• Given instruction:
Locate every line in the material below that has the word "gözün". Copy each of those lines.

• Records for processing:
────────
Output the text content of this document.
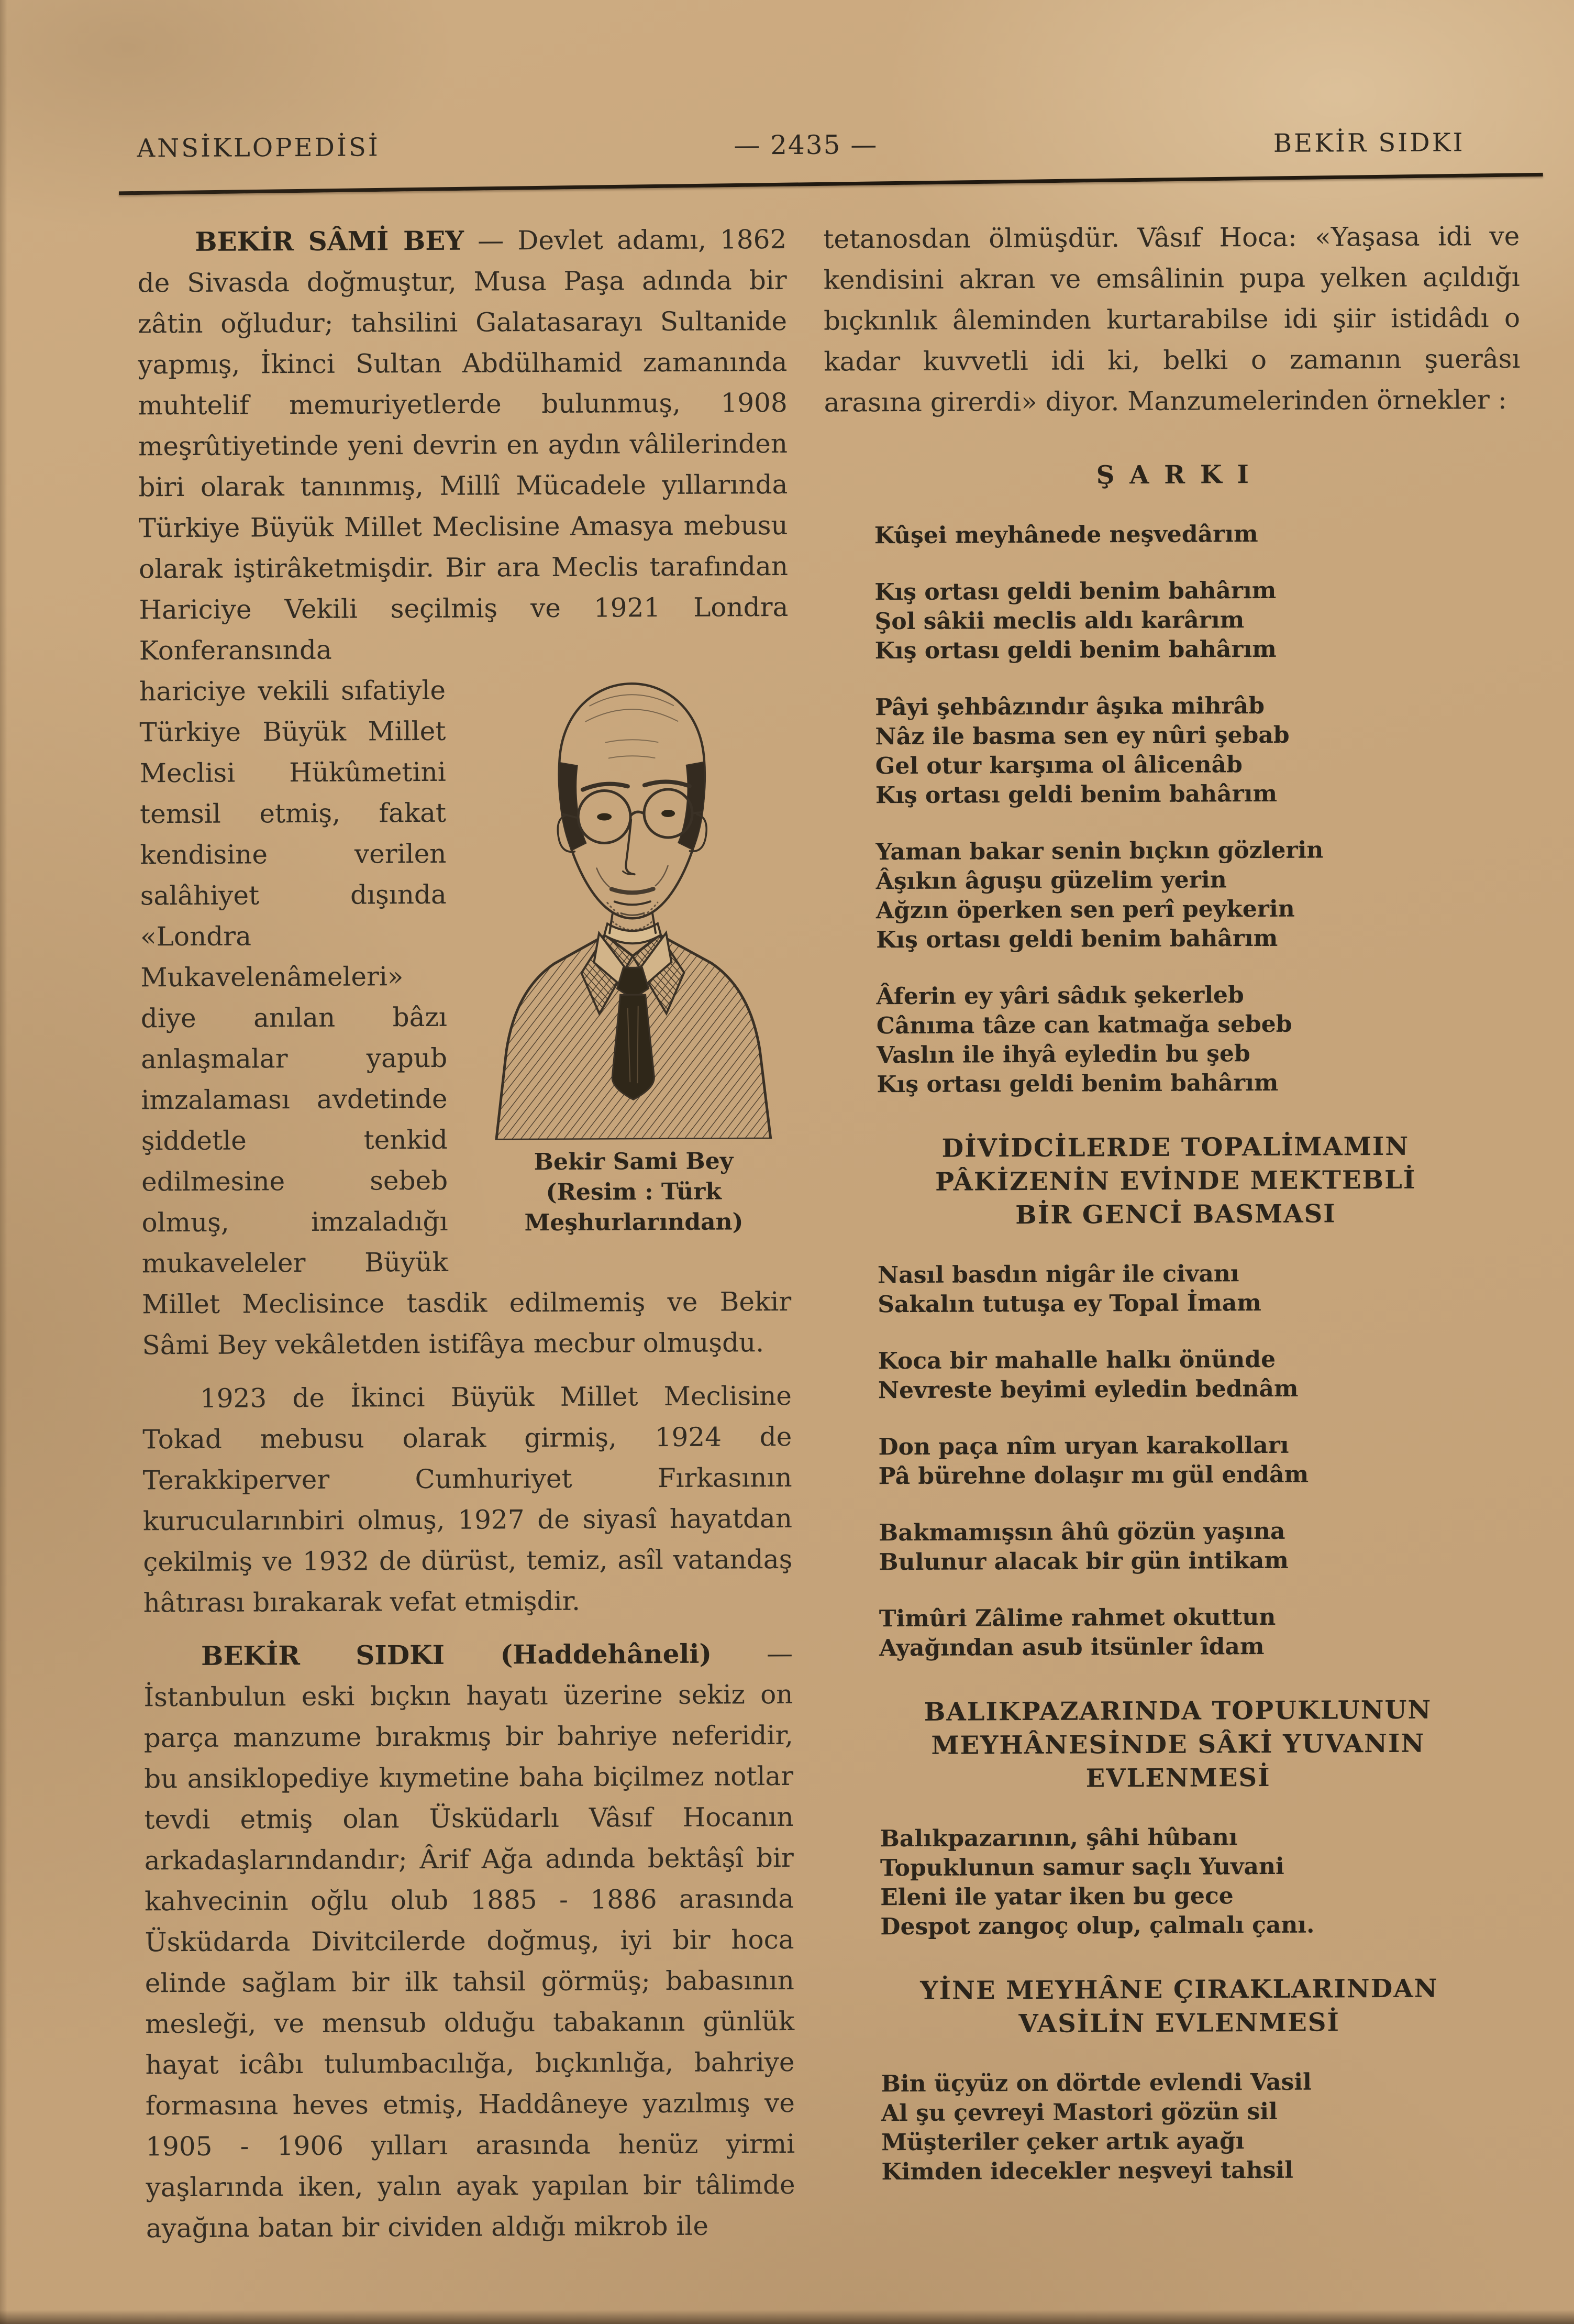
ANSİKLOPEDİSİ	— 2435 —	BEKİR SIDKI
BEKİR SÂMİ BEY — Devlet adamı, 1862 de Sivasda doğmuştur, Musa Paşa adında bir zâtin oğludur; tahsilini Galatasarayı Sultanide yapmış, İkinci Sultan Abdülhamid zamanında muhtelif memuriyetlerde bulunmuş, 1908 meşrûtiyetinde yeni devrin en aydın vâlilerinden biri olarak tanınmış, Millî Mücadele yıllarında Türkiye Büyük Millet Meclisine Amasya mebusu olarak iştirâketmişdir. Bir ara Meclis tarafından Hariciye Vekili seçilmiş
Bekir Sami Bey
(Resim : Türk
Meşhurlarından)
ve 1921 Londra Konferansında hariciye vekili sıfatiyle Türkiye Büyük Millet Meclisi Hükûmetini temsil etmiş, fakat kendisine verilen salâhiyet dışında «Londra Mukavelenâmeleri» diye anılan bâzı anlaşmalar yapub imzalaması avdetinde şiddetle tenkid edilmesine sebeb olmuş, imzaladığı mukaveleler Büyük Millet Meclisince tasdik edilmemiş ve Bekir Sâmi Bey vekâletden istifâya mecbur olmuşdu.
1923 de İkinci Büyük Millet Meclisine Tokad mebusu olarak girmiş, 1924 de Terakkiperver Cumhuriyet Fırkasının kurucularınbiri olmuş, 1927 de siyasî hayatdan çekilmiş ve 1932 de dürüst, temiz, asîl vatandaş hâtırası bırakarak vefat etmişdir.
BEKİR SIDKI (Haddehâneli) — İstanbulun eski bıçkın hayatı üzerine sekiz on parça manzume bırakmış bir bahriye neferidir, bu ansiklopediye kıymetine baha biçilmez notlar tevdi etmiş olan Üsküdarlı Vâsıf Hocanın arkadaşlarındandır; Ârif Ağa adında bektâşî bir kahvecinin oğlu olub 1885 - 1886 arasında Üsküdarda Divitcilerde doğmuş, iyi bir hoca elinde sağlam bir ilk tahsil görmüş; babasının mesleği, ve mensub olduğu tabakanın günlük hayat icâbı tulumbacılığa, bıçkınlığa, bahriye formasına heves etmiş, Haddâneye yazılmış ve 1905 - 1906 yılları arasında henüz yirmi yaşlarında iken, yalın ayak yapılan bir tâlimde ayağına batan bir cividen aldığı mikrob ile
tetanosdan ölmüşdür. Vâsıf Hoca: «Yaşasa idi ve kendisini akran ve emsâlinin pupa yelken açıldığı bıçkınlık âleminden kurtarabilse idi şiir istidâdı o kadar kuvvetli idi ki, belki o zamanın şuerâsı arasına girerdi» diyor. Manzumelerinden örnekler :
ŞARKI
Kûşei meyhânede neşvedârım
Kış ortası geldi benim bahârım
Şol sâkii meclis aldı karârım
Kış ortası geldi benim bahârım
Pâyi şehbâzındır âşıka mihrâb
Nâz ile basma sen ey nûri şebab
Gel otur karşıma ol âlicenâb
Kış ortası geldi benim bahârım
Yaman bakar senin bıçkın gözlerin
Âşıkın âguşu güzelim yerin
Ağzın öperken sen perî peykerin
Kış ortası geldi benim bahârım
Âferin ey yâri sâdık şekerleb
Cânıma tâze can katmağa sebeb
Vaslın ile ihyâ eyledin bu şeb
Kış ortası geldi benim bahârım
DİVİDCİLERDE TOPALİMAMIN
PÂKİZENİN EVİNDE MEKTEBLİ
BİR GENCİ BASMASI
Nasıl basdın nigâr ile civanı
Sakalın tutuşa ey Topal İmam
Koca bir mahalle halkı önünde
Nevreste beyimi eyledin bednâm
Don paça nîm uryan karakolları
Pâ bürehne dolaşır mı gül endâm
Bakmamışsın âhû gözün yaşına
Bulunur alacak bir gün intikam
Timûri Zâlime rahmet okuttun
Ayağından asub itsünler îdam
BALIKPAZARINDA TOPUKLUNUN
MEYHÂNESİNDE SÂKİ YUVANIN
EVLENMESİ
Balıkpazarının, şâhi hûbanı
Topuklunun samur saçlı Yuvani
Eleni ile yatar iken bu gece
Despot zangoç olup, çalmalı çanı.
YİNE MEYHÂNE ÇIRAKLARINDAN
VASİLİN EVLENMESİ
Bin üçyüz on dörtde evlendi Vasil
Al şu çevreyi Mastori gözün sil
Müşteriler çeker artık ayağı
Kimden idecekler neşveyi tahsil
────────
• Result of this task:
Bakmamışsın âhû gözün yaşına
Al şu çevreyi Mastori gözün sil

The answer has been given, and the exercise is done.